Record list:
"""
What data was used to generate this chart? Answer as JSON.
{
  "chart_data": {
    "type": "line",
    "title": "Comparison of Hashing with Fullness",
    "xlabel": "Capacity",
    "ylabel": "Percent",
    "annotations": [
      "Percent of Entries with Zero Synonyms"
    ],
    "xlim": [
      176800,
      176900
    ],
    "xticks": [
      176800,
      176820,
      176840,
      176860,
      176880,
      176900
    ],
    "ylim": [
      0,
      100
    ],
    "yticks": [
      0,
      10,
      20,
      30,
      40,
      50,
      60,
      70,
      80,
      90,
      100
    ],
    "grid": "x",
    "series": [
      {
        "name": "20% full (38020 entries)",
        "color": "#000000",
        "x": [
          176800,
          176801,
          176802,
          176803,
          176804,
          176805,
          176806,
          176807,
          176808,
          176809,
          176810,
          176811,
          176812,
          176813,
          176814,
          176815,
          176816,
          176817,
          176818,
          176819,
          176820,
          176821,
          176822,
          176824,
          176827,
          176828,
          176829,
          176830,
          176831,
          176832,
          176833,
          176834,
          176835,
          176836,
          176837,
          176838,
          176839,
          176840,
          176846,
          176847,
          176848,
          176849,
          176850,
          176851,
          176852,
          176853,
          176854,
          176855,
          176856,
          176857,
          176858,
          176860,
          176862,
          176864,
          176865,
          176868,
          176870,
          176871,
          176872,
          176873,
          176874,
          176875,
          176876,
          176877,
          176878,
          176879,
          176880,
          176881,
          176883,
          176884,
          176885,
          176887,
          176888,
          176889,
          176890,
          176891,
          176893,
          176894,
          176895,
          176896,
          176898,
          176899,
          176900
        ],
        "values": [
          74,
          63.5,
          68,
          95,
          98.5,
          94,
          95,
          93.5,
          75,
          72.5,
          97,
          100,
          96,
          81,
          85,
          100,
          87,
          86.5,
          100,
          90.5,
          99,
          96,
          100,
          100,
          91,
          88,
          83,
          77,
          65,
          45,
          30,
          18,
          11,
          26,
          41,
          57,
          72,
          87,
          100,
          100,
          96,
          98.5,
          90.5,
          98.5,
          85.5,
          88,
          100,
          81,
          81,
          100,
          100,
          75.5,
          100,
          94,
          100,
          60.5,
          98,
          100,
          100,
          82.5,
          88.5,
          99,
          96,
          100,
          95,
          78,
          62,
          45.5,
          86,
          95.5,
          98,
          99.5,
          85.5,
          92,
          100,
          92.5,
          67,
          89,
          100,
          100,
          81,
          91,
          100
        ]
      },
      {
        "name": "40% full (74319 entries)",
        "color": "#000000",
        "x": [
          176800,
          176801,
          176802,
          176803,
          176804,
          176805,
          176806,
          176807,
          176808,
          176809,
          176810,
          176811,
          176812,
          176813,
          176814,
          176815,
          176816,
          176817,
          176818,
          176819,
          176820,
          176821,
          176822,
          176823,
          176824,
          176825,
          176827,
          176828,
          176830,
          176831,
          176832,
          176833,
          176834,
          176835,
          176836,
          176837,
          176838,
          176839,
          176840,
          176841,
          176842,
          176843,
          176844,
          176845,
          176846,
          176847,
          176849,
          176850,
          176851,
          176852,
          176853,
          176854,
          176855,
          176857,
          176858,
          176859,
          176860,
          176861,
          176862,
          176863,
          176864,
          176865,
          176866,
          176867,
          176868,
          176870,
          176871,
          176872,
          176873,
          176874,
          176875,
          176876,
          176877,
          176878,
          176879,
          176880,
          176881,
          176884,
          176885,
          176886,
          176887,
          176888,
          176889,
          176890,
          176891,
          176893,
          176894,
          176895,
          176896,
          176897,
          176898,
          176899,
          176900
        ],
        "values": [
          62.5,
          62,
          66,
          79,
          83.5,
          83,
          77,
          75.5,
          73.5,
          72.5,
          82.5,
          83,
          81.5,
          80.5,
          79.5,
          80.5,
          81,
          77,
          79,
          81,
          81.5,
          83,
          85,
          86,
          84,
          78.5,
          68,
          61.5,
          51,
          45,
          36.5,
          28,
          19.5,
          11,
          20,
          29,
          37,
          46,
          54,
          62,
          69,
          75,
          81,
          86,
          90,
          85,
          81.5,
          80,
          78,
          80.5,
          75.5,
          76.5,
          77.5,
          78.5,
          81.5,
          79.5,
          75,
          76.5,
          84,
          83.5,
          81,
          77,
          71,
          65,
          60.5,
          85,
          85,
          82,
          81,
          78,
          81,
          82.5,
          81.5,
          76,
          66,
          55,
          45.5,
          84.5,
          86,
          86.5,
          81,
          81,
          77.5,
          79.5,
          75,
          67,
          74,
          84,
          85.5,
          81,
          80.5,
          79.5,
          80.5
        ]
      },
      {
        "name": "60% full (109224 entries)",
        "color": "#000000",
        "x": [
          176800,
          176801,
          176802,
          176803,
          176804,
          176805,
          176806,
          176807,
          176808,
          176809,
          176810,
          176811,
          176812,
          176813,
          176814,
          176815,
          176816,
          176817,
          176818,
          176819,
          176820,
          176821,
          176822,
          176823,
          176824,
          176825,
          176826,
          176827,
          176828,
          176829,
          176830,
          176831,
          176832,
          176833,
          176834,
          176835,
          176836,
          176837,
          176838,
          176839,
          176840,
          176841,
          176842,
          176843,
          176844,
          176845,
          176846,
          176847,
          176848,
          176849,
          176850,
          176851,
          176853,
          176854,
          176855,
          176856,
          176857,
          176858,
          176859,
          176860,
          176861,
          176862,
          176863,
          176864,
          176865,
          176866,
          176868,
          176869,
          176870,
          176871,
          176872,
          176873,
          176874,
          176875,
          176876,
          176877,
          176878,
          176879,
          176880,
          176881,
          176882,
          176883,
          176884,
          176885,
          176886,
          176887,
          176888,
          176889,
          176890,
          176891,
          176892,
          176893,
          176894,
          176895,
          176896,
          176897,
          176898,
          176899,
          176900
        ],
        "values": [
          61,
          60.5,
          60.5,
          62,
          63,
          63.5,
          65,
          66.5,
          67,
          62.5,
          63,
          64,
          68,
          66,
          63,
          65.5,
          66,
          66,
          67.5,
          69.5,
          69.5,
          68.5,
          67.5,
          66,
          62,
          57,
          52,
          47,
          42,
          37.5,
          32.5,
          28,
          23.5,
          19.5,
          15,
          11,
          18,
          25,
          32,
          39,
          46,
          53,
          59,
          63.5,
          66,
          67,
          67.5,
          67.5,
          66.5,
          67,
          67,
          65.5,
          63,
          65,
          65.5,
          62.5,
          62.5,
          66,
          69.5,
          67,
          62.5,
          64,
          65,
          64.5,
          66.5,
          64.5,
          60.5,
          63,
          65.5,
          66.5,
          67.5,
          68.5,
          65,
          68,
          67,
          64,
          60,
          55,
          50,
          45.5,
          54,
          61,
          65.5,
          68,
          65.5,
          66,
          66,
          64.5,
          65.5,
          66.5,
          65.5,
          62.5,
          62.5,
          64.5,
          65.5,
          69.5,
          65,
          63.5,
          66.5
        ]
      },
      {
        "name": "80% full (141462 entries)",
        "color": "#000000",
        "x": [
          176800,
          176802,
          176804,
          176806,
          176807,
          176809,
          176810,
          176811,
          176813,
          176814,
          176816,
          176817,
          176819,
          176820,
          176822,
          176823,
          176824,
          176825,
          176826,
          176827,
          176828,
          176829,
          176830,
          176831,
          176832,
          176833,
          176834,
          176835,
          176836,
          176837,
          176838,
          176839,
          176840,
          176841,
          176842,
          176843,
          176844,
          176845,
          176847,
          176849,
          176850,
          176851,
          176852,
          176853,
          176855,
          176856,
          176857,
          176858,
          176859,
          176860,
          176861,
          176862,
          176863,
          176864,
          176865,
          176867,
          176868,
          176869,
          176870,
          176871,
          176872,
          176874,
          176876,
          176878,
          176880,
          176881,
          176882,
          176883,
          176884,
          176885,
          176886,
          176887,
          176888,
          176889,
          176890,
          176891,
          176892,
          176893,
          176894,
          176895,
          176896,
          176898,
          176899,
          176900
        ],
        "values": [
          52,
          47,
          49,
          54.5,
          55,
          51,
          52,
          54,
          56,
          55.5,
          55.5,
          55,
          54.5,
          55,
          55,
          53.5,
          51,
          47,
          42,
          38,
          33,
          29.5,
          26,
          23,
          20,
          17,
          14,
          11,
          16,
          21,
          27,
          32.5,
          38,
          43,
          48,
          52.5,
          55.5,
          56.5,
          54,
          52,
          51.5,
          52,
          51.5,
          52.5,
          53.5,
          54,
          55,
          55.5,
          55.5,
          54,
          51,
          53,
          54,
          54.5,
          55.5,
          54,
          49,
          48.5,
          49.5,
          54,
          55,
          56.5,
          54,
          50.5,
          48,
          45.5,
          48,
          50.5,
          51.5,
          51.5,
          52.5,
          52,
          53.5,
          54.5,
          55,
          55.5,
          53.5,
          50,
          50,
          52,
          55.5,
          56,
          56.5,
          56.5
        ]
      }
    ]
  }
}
"""
Filter the records above for lines containing the word "name", and copy those lines.

Final result:
        "name": "20% full (38020 entries)",
        "name": "40% full (74319 entries)",
        "name": "60% full (109224 entries)",
        "name": "80% full (141462 entries)",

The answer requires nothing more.